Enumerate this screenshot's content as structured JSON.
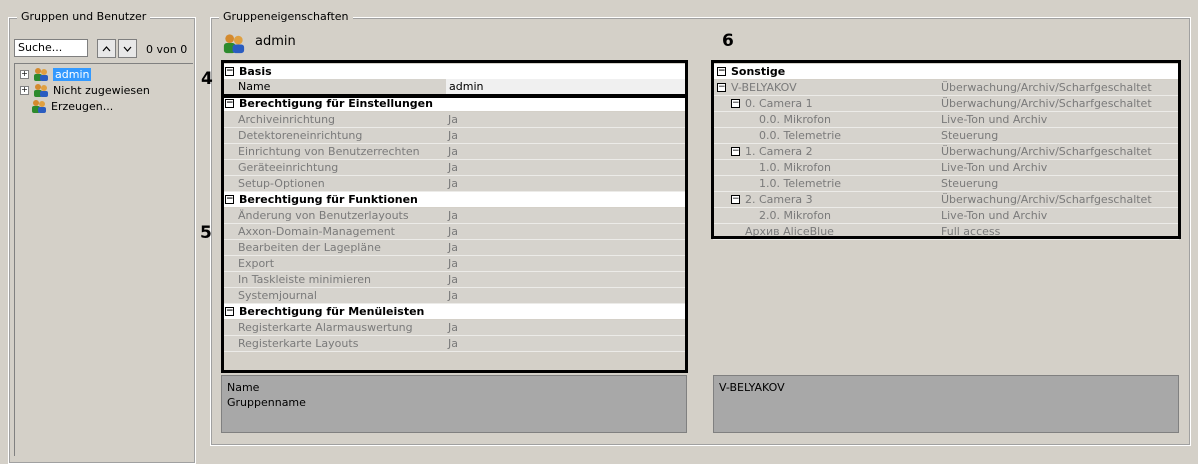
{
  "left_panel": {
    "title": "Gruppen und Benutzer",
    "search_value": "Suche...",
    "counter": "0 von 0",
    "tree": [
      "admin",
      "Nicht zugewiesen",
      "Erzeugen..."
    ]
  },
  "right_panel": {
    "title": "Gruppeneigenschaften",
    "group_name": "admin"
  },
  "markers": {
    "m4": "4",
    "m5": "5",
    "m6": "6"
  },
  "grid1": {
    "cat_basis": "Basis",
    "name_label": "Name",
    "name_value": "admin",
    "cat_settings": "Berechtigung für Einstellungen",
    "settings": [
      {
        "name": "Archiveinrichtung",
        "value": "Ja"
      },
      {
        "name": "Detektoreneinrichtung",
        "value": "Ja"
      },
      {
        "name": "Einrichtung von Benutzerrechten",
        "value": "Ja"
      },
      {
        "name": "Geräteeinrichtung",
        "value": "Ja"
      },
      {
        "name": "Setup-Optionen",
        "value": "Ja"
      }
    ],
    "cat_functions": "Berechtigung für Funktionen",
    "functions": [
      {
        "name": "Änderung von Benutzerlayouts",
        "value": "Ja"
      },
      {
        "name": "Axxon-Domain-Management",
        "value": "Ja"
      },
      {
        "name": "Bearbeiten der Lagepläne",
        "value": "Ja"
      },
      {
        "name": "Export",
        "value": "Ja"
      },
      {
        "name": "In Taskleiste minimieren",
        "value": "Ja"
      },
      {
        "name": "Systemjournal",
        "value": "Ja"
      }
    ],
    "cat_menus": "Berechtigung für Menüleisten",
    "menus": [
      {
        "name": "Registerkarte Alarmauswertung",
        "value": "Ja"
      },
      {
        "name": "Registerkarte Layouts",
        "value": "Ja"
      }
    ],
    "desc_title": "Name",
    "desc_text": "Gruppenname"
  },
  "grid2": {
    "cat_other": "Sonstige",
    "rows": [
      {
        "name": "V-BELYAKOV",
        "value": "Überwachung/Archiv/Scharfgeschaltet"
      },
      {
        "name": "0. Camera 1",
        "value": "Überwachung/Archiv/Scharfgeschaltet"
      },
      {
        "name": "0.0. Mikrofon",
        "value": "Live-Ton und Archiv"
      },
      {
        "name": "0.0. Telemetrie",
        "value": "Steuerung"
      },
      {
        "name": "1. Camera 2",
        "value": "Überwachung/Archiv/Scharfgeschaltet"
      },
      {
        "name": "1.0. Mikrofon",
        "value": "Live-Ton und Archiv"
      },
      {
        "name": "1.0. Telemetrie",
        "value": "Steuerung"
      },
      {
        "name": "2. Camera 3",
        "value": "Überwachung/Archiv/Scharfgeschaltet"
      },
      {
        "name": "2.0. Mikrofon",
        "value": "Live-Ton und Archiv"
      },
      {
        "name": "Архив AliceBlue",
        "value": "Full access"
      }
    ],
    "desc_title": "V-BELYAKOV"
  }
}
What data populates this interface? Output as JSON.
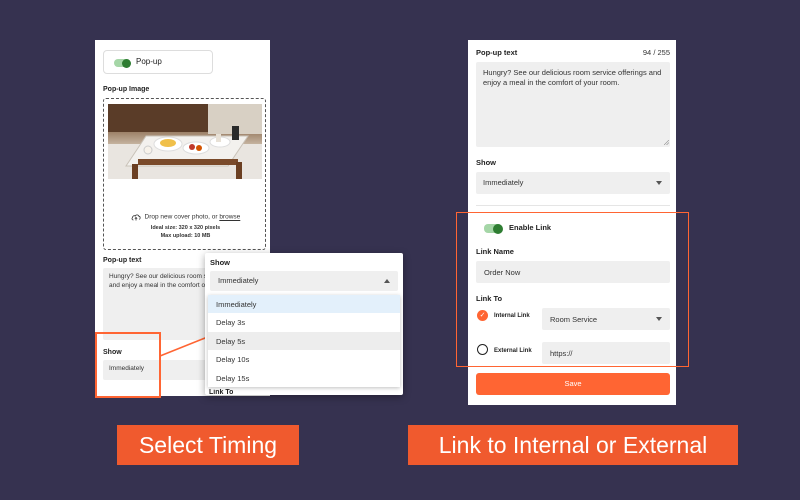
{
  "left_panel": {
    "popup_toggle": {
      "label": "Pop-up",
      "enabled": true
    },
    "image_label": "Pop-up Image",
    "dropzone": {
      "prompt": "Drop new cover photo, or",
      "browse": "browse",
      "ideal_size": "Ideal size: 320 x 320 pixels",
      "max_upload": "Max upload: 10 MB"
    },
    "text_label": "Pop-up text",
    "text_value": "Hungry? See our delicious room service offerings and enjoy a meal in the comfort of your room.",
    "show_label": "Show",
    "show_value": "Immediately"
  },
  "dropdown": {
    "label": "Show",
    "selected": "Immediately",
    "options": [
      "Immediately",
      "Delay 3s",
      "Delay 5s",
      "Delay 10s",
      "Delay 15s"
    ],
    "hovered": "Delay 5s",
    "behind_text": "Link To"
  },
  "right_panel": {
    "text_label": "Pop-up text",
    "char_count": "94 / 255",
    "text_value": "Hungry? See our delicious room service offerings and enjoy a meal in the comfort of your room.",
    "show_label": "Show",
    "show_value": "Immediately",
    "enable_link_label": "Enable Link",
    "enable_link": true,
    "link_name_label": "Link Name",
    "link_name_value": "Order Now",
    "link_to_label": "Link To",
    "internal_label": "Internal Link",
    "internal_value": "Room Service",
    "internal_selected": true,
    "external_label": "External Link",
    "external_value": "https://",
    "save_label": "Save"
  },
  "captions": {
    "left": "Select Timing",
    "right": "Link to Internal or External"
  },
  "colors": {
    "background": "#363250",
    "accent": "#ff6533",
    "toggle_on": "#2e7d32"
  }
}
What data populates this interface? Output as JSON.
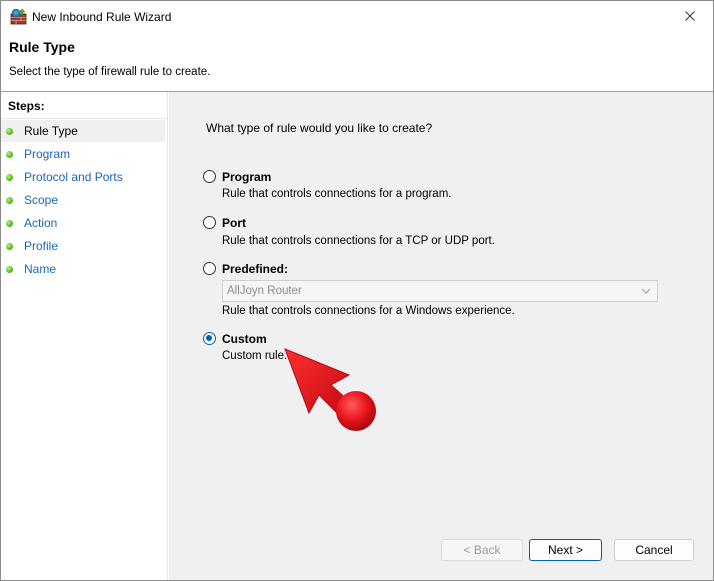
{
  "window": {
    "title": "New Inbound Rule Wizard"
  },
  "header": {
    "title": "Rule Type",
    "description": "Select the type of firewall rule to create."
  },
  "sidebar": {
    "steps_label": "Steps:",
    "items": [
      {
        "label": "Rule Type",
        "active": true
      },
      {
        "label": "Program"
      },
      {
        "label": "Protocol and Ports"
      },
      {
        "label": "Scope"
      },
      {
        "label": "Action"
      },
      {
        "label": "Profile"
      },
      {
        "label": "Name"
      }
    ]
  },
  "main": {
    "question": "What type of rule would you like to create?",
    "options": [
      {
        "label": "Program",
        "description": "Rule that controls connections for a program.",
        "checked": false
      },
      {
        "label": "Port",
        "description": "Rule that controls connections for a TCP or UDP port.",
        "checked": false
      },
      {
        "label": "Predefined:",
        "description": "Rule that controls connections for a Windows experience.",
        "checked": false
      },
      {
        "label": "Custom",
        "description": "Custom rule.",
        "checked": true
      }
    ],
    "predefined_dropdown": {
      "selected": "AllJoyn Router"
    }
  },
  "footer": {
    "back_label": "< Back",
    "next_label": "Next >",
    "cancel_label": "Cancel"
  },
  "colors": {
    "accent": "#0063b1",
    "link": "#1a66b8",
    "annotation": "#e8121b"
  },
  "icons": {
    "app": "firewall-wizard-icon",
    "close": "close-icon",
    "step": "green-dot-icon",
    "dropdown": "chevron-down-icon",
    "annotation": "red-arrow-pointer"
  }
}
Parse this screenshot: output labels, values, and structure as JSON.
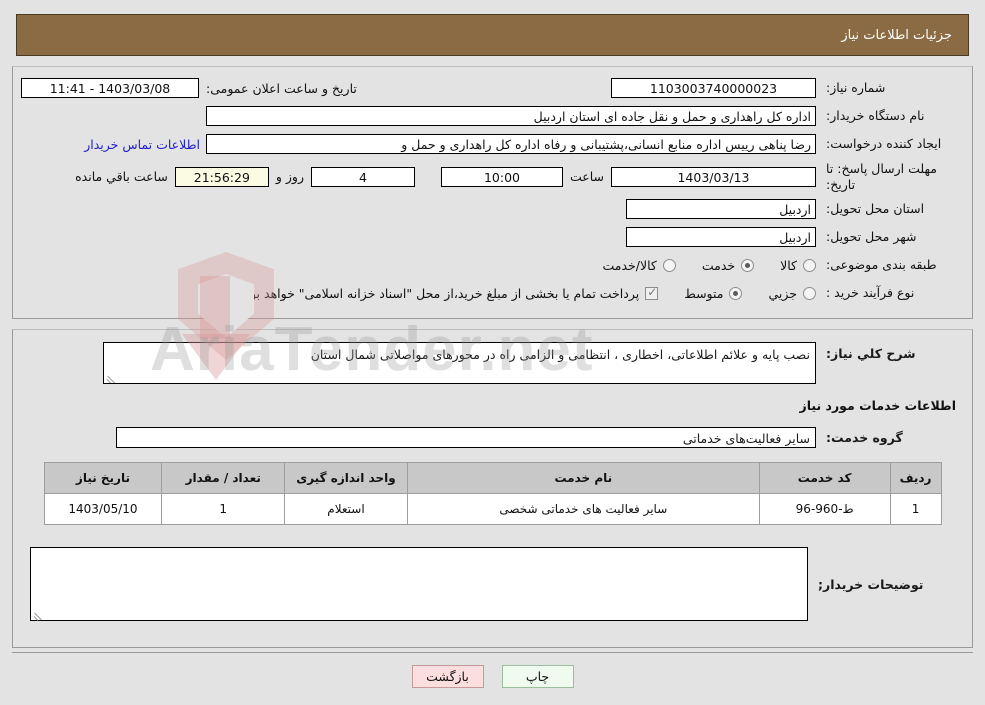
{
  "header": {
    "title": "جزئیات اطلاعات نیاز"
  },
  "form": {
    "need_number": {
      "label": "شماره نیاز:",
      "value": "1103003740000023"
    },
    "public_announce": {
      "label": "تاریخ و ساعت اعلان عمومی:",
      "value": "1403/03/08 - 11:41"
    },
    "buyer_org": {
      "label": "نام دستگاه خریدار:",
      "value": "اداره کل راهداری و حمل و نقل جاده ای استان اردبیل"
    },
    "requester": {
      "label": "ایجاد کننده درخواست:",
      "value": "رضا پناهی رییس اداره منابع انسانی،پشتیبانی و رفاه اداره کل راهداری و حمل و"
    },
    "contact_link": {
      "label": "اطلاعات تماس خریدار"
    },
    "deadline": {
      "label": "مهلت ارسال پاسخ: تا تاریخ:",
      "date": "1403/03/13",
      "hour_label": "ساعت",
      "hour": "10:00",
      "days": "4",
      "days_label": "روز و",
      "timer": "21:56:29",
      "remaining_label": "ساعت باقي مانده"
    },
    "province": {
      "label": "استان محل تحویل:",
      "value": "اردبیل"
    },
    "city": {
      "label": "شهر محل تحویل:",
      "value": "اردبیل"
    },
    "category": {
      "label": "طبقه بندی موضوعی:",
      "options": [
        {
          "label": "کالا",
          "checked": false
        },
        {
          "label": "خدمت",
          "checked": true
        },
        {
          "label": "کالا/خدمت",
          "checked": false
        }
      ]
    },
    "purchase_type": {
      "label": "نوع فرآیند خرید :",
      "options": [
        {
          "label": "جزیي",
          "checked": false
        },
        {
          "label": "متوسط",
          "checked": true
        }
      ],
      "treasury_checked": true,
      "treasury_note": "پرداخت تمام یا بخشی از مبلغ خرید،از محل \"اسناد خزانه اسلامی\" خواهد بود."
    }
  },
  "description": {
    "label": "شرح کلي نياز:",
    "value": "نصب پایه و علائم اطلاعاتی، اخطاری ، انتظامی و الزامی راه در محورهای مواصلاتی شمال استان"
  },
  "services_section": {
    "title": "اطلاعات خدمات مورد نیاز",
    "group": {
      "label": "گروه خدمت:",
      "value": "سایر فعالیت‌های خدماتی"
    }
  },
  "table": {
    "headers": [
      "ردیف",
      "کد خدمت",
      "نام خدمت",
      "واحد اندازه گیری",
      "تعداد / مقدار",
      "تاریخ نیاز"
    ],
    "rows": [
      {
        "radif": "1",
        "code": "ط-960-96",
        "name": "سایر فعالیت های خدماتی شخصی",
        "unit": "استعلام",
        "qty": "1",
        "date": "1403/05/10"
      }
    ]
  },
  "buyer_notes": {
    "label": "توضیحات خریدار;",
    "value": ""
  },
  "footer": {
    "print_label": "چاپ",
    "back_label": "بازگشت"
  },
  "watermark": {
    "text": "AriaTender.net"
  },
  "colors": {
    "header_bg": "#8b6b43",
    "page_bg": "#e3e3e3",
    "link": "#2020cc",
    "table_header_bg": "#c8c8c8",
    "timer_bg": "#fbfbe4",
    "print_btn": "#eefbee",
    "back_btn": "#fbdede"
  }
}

§ The exercise: Go through the data and gather every line that holds "Berechtigung".

§ Final result:
    "cat_settings": "Berechtigung für Einstellungen",
    "cat_functions": "Berechtigung für Funktionen",
    "cat_menus": "Berechtigung für Menüleisten",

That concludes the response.